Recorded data

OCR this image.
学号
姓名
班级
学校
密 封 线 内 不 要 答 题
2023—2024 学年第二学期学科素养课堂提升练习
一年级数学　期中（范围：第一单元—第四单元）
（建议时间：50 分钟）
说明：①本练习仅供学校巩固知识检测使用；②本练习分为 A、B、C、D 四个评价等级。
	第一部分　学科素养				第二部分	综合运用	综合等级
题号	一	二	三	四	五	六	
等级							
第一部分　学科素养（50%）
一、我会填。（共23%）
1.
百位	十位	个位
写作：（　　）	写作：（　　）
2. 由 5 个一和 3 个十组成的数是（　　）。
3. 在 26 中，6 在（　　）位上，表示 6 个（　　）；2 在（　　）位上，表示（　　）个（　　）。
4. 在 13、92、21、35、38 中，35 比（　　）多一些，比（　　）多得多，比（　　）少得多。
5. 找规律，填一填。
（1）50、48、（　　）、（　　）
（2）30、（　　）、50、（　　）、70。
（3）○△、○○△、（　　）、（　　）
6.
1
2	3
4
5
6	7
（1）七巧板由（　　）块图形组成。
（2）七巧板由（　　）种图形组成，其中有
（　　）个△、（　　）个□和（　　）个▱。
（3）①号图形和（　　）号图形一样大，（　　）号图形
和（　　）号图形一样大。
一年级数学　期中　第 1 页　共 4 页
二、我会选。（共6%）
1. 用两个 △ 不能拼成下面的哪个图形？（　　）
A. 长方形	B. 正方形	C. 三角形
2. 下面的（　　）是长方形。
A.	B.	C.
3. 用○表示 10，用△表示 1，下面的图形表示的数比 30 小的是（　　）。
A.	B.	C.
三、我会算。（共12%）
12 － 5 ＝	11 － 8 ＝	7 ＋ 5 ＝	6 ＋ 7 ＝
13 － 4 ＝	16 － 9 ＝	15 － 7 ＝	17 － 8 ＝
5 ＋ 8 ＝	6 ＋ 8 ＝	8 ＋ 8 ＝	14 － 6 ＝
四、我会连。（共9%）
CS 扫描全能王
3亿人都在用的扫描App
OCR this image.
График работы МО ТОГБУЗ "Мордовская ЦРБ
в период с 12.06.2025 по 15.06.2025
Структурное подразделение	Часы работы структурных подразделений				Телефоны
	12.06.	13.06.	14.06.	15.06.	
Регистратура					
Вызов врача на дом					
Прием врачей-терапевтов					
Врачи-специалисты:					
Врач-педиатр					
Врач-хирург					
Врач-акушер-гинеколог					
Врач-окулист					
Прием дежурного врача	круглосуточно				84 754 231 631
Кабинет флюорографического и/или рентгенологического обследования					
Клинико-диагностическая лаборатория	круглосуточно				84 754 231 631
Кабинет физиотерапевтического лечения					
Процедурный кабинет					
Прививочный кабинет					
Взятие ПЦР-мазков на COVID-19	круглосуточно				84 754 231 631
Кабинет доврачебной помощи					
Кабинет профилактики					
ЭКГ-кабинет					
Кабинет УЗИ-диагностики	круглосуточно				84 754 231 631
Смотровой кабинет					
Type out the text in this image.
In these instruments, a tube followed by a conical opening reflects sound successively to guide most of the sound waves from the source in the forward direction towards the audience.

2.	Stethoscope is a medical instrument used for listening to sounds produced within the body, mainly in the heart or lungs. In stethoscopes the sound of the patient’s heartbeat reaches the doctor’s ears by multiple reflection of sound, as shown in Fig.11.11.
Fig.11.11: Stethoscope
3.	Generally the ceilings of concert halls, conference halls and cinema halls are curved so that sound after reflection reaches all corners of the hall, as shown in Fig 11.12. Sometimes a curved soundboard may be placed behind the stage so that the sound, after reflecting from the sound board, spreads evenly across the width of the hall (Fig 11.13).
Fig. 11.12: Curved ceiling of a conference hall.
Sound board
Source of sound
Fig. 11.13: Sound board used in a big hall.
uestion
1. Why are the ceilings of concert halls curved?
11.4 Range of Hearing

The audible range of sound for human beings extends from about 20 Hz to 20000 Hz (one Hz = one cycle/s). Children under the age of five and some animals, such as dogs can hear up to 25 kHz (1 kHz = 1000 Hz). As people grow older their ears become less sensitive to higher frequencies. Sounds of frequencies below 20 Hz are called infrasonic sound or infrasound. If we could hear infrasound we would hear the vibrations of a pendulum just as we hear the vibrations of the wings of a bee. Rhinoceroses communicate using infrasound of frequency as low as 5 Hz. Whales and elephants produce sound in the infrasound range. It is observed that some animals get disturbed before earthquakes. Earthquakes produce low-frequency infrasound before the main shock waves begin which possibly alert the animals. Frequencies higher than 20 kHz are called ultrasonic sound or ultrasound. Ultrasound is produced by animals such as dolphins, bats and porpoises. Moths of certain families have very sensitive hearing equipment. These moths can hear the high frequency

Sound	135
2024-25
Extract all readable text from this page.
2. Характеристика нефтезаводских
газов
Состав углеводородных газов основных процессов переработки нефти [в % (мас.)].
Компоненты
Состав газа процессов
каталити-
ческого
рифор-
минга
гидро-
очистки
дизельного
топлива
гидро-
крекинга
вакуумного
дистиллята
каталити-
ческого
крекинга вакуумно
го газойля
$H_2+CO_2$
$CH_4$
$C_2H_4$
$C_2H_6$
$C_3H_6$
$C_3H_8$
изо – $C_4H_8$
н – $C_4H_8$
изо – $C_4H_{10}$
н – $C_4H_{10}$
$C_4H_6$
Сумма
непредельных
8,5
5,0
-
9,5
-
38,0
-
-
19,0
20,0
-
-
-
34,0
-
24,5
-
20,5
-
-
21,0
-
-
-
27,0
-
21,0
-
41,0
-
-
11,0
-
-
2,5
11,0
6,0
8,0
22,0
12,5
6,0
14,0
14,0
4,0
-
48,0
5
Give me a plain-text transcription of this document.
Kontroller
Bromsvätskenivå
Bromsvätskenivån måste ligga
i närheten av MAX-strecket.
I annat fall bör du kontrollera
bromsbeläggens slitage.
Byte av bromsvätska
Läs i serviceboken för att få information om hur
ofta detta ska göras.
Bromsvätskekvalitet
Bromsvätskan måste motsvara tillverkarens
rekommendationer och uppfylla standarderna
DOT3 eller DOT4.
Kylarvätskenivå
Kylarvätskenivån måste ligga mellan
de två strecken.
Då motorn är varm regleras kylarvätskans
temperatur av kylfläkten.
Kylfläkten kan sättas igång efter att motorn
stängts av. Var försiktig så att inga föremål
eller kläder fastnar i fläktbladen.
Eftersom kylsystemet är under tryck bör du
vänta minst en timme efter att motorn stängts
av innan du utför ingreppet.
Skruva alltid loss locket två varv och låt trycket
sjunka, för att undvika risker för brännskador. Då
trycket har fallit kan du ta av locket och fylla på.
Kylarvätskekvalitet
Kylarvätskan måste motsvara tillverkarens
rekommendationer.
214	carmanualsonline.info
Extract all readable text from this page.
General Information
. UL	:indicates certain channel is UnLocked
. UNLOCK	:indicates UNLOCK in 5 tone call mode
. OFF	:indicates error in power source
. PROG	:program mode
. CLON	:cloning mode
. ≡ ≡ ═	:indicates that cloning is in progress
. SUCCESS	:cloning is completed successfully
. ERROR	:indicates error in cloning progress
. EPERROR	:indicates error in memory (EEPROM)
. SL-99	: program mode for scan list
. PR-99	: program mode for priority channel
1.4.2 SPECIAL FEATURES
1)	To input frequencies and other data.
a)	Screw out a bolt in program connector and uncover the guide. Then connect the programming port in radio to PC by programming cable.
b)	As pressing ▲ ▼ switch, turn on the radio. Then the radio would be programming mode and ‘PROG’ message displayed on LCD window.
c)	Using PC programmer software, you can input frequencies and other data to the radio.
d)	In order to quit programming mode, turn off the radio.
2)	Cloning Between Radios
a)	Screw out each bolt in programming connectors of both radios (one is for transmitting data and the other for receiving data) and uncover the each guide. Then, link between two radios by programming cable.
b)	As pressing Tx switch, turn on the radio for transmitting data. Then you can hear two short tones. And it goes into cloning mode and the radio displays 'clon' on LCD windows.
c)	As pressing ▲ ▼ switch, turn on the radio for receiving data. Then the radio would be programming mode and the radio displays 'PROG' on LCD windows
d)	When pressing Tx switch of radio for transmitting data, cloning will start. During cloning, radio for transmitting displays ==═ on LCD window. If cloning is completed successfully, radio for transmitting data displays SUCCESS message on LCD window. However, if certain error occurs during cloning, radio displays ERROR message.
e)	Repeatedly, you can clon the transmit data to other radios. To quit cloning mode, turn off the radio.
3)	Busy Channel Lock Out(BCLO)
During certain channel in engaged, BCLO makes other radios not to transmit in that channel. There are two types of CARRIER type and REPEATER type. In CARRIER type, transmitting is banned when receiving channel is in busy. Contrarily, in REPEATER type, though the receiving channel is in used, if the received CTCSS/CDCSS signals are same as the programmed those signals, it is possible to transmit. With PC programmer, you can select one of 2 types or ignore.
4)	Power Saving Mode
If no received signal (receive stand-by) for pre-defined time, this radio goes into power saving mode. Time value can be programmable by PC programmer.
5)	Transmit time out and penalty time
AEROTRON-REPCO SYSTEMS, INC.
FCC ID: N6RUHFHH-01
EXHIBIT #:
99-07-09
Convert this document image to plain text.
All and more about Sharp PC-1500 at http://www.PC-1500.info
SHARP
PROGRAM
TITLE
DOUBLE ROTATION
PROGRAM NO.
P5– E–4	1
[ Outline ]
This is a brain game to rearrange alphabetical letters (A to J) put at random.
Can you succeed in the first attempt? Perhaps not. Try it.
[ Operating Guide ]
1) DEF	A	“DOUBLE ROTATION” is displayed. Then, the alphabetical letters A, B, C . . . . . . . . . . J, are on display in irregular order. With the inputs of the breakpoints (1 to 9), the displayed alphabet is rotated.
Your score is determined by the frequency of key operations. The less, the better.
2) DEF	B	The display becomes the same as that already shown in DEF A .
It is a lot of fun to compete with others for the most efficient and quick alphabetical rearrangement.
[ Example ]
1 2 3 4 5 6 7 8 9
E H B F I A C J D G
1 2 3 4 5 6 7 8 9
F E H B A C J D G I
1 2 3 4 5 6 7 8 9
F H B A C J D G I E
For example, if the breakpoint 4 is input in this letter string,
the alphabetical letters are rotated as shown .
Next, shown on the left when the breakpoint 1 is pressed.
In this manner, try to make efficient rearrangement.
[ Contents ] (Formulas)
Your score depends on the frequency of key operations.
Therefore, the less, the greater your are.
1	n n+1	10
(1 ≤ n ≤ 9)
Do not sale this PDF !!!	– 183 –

Exercise objective: In the records, locate each line holding the string "received" and copy it.

Answer for the task:
During certain channel in engaged, BCLO makes other radios not to transmit in that channel. There are two types of CARRIER type and REPEATER type. In CARRIER type, transmitting is banned when receiving channel is in busy. Contrarily, in REPEATER type, though the receiving channel is in used, if the received CTCSS/CDCSS signals are same as the programmed those signals, it is possible to transmit. With PC programmer, you can select one of 2 types or ignore.
If no received signal (receive stand-by) for pre-defined time, this radio goes into power saving mode. Time value can be programmable by PC programmer.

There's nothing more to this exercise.